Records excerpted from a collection
↓

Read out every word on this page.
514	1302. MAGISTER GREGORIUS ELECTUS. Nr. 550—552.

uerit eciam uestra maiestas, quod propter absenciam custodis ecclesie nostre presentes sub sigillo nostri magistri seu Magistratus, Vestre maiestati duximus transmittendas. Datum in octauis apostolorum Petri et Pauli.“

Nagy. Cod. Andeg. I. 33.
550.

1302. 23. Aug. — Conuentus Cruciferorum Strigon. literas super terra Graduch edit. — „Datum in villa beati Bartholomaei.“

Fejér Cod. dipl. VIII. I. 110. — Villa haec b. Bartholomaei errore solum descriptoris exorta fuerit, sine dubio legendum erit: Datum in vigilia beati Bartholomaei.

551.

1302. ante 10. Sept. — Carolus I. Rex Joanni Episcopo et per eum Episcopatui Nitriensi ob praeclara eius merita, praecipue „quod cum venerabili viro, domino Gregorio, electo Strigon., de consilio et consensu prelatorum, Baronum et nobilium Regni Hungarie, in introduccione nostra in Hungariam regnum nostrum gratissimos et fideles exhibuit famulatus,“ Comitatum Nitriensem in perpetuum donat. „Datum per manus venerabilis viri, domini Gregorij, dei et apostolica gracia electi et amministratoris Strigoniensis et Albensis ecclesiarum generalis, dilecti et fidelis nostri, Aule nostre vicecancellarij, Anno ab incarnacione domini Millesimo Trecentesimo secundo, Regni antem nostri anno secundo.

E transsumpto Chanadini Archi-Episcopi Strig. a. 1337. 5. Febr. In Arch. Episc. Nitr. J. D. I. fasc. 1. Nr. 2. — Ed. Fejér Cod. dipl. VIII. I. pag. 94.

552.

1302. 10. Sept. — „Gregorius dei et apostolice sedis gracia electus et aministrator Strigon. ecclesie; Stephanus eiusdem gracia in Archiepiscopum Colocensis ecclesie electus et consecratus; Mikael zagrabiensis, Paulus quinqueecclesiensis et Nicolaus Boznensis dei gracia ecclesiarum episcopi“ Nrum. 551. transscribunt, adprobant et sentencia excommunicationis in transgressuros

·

↑

EXERCISE: Go through the listing above and locate each line that holds the word "beati". Copy those lines.

COMPLETED TASK:
1302. 23. Aug. — Conuentus Cruciferorum Strigon. literas super terra Graduch edit. — „Datum in villa beati Bartholomaei.“
Fejér Cod. dipl. VIII. I. 110. — Villa haec b. Bartholomaei errore solum descriptoris exorta fuerit, sine dubio legendum erit: Datum in vigilia beati Bartholomaei.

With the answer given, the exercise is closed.